→ WHAT IS EXPECTED
Return all the entries exactly, keeping pictures out.

→ Entries from a dataset
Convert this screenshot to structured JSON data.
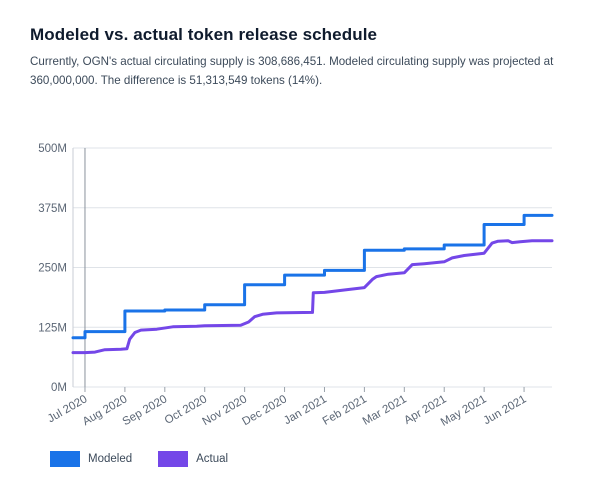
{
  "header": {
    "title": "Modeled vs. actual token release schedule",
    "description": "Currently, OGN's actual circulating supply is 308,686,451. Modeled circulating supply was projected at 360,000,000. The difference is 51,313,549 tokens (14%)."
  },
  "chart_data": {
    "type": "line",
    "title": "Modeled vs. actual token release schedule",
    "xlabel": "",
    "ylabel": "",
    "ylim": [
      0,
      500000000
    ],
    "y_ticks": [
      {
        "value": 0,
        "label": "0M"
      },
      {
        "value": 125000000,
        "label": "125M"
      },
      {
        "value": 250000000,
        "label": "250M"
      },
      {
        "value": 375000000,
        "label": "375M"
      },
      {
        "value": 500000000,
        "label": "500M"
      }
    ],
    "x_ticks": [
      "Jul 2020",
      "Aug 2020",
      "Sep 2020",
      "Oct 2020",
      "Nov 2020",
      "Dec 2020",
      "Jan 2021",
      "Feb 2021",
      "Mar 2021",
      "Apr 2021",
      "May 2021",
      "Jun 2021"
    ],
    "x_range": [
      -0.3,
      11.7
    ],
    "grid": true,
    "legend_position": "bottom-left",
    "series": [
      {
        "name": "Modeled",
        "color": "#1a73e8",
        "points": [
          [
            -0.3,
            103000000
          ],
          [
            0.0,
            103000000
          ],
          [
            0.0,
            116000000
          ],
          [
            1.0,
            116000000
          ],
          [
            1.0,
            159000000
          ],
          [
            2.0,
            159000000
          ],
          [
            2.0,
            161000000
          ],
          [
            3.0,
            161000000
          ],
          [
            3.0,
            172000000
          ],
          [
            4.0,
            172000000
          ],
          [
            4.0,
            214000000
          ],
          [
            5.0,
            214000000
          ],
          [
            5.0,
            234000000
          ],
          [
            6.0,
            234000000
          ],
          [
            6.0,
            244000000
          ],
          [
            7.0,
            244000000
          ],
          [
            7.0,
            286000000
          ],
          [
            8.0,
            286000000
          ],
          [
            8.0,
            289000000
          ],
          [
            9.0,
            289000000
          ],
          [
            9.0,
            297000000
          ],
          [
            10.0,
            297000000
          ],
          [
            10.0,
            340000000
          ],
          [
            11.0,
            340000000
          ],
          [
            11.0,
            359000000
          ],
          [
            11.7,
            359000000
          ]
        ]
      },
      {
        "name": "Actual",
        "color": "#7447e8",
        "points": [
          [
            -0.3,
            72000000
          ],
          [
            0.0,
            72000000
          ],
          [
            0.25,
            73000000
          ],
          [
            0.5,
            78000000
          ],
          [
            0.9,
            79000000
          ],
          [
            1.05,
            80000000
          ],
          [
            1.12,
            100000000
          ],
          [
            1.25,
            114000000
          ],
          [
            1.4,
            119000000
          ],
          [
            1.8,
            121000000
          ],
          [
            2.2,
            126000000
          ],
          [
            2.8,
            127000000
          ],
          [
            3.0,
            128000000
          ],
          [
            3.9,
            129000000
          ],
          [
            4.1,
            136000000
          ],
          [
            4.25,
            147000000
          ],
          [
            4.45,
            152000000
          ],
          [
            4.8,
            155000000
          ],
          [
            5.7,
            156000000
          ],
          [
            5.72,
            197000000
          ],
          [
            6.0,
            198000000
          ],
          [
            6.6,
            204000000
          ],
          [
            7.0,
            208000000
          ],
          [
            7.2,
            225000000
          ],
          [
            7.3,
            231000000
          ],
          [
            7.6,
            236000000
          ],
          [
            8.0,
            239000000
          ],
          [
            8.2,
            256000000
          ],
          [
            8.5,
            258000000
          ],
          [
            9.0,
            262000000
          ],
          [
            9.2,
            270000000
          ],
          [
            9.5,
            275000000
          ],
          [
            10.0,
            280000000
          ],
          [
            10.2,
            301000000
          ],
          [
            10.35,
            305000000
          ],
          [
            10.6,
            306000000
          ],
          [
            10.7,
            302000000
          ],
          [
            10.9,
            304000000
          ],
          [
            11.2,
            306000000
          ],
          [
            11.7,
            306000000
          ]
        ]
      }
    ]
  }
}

→ RESULT BELOW
Convert this screenshot to structured JSON data.
{
  "header": {
    "title": "Modeled vs. actual token release schedule",
    "description": "Currently, OGN's actual circulating supply is 308,686,451. Modeled circulating supply was projected at 360,000,000. The difference is 51,313,549 tokens (14%)."
  },
  "chart_data": {
    "type": "line",
    "title": "Modeled vs. actual token release schedule",
    "xlabel": "",
    "ylabel": "",
    "ylim": [
      0,
      500000000
    ],
    "y_ticks": [
      {
        "value": 0,
        "label": "0M"
      },
      {
        "value": 125000000,
        "label": "125M"
      },
      {
        "value": 250000000,
        "label": "250M"
      },
      {
        "value": 375000000,
        "label": "375M"
      },
      {
        "value": 500000000,
        "label": "500M"
      }
    ],
    "x_ticks": [
      "Jul 2020",
      "Aug 2020",
      "Sep 2020",
      "Oct 2020",
      "Nov 2020",
      "Dec 2020",
      "Jan 2021",
      "Feb 2021",
      "Mar 2021",
      "Apr 2021",
      "May 2021",
      "Jun 2021"
    ],
    "x_range": [
      -0.3,
      11.7
    ],
    "grid": true,
    "legend_position": "bottom-left",
    "series": [
      {
        "name": "Modeled",
        "color": "#1a73e8",
        "points": [
          [
            -0.3,
            103000000
          ],
          [
            0.0,
            103000000
          ],
          [
            0.0,
            116000000
          ],
          [
            1.0,
            116000000
          ],
          [
            1.0,
            159000000
          ],
          [
            2.0,
            159000000
          ],
          [
            2.0,
            161000000
          ],
          [
            3.0,
            161000000
          ],
          [
            3.0,
            172000000
          ],
          [
            4.0,
            172000000
          ],
          [
            4.0,
            214000000
          ],
          [
            5.0,
            214000000
          ],
          [
            5.0,
            234000000
          ],
          [
            6.0,
            234000000
          ],
          [
            6.0,
            244000000
          ],
          [
            7.0,
            244000000
          ],
          [
            7.0,
            286000000
          ],
          [
            8.0,
            286000000
          ],
          [
            8.0,
            289000000
          ],
          [
            9.0,
            289000000
          ],
          [
            9.0,
            297000000
          ],
          [
            10.0,
            297000000
          ],
          [
            10.0,
            340000000
          ],
          [
            11.0,
            340000000
          ],
          [
            11.0,
            359000000
          ],
          [
            11.7,
            359000000
          ]
        ]
      },
      {
        "name": "Actual",
        "color": "#7447e8",
        "points": [
          [
            -0.3,
            72000000
          ],
          [
            0.0,
            72000000
          ],
          [
            0.25,
            73000000
          ],
          [
            0.5,
            78000000
          ],
          [
            0.9,
            79000000
          ],
          [
            1.05,
            80000000
          ],
          [
            1.12,
            100000000
          ],
          [
            1.25,
            114000000
          ],
          [
            1.4,
            119000000
          ],
          [
            1.8,
            121000000
          ],
          [
            2.2,
            126000000
          ],
          [
            2.8,
            127000000
          ],
          [
            3.0,
            128000000
          ],
          [
            3.9,
            129000000
          ],
          [
            4.1,
            136000000
          ],
          [
            4.25,
            147000000
          ],
          [
            4.45,
            152000000
          ],
          [
            4.8,
            155000000
          ],
          [
            5.7,
            156000000
          ],
          [
            5.72,
            197000000
          ],
          [
            6.0,
            198000000
          ],
          [
            6.6,
            204000000
          ],
          [
            7.0,
            208000000
          ],
          [
            7.2,
            225000000
          ],
          [
            7.3,
            231000000
          ],
          [
            7.6,
            236000000
          ],
          [
            8.0,
            239000000
          ],
          [
            8.2,
            256000000
          ],
          [
            8.5,
            258000000
          ],
          [
            9.0,
            262000000
          ],
          [
            9.2,
            270000000
          ],
          [
            9.5,
            275000000
          ],
          [
            10.0,
            280000000
          ],
          [
            10.2,
            301000000
          ],
          [
            10.35,
            305000000
          ],
          [
            10.6,
            306000000
          ],
          [
            10.7,
            302000000
          ],
          [
            10.9,
            304000000
          ],
          [
            11.2,
            306000000
          ],
          [
            11.7,
            306000000
          ]
        ]
      }
    ]
  }
}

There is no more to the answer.